• **DATASET CONTENT**
== == ==
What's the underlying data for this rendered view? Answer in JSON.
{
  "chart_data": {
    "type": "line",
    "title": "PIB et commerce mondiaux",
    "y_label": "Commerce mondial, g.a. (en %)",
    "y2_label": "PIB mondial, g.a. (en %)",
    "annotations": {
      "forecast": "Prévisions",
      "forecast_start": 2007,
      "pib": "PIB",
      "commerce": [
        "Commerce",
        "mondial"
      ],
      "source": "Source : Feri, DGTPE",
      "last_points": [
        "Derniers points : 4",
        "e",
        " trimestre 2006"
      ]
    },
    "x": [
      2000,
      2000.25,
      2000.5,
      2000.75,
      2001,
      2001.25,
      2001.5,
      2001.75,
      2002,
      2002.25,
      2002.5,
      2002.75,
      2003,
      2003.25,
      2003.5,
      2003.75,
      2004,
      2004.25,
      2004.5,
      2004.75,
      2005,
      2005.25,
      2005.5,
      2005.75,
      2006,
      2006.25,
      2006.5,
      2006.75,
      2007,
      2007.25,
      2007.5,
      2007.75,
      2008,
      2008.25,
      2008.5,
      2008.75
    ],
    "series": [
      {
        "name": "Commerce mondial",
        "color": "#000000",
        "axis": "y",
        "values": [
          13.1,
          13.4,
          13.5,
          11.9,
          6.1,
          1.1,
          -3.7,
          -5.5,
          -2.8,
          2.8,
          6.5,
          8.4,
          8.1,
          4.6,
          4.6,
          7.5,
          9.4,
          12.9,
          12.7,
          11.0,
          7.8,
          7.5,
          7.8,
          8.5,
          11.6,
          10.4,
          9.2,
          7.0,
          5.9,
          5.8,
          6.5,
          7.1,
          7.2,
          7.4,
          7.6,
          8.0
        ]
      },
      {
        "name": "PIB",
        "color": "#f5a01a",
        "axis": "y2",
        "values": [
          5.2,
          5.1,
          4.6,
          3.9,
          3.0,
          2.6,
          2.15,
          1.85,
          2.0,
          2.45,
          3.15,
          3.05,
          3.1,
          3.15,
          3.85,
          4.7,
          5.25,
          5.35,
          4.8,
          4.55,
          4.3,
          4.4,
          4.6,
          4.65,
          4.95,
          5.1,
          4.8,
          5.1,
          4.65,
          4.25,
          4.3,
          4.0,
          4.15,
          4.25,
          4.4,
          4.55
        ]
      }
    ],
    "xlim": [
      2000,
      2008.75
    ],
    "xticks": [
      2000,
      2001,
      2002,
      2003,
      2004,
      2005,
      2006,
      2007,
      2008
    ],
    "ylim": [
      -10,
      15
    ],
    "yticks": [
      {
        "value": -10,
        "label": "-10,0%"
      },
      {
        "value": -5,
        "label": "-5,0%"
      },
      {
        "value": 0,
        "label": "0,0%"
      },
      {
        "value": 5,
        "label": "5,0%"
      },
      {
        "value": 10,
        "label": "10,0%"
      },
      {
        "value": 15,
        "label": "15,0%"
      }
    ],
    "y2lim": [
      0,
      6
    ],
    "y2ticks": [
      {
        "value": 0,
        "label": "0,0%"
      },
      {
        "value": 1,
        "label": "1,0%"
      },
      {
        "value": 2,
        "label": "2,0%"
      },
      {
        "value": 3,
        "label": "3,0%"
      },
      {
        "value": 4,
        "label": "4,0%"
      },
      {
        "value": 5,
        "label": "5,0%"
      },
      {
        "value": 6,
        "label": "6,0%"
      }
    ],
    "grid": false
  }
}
== == ==
• **REQUIRED TASK**
Take the entries above and transcribe them exactly.

• **THE SOLUTION**
What's the underlying data for this rendered view? Answer in JSON.
{
  "chart_data": {
    "type": "line",
    "title": "PIB et commerce mondiaux",
    "y_label": "Commerce mondial, g.a. (en %)",
    "y2_label": "PIB mondial, g.a. (en %)",
    "annotations": {
      "forecast": "Prévisions",
      "forecast_start": 2007,
      "pib": "PIB",
      "commerce": [
        "Commerce",
        "mondial"
      ],
      "source": "Source : Feri, DGTPE",
      "last_points": [
        "Derniers points : 4",
        "e",
        " trimestre 2006"
      ]
    },
    "x": [
      2000,
      2000.25,
      2000.5,
      2000.75,
      2001,
      2001.25,
      2001.5,
      2001.75,
      2002,
      2002.25,
      2002.5,
      2002.75,
      2003,
      2003.25,
      2003.5,
      2003.75,
      2004,
      2004.25,
      2004.5,
      2004.75,
      2005,
      2005.25,
      2005.5,
      2005.75,
      2006,
      2006.25,
      2006.5,
      2006.75,
      2007,
      2007.25,
      2007.5,
      2007.75,
      2008,
      2008.25,
      2008.5,
      2008.75
    ],
    "series": [
      {
        "name": "Commerce mondial",
        "color": "#000000",
        "axis": "y",
        "values": [
          13.1,
          13.4,
          13.5,
          11.9,
          6.1,
          1.1,
          -3.7,
          -5.5,
          -2.8,
          2.8,
          6.5,
          8.4,
          8.1,
          4.6,
          4.6,
          7.5,
          9.4,
          12.9,
          12.7,
          11.0,
          7.8,
          7.5,
          7.8,
          8.5,
          11.6,
          10.4,
          9.2,
          7.0,
          5.9,
          5.8,
          6.5,
          7.1,
          7.2,
          7.4,
          7.6,
          8.0
        ]
      },
      {
        "name": "PIB",
        "color": "#f5a01a",
        "axis": "y2",
        "values": [
          5.2,
          5.1,
          4.6,
          3.9,
          3.0,
          2.6,
          2.15,
          1.85,
          2.0,
          2.45,
          3.15,
          3.05,
          3.1,
          3.15,
          3.85,
          4.7,
          5.25,
          5.35,
          4.8,
          4.55,
          4.3,
          4.4,
          4.6,
          4.65,
          4.95,
          5.1,
          4.8,
          5.1,
          4.65,
          4.25,
          4.3,
          4.0,
          4.15,
          4.25,
          4.4,
          4.55
        ]
      }
    ],
    "xlim": [
      2000,
      2008.75
    ],
    "xticks": [
      2000,
      2001,
      2002,
      2003,
      2004,
      2005,
      2006,
      2007,
      2008
    ],
    "ylim": [
      -10,
      15
    ],
    "yticks": [
      {
        "value": -10,
        "label": "-10,0%"
      },
      {
        "value": -5,
        "label": "-5,0%"
      },
      {
        "value": 0,
        "label": "0,0%"
      },
      {
        "value": 5,
        "label": "5,0%"
      },
      {
        "value": 10,
        "label": "10,0%"
      },
      {
        "value": 15,
        "label": "15,0%"
      }
    ],
    "y2lim": [
      0,
      6
    ],
    "y2ticks": [
      {
        "value": 0,
        "label": "0,0%"
      },
      {
        "value": 1,
        "label": "1,0%"
      },
      {
        "value": 2,
        "label": "2,0%"
      },
      {
        "value": 3,
        "label": "3,0%"
      },
      {
        "value": 4,
        "label": "4,0%"
      },
      {
        "value": 5,
        "label": "5,0%"
      },
      {
        "value": 6,
        "label": "6,0%"
      }
    ],
    "grid": false
  }
}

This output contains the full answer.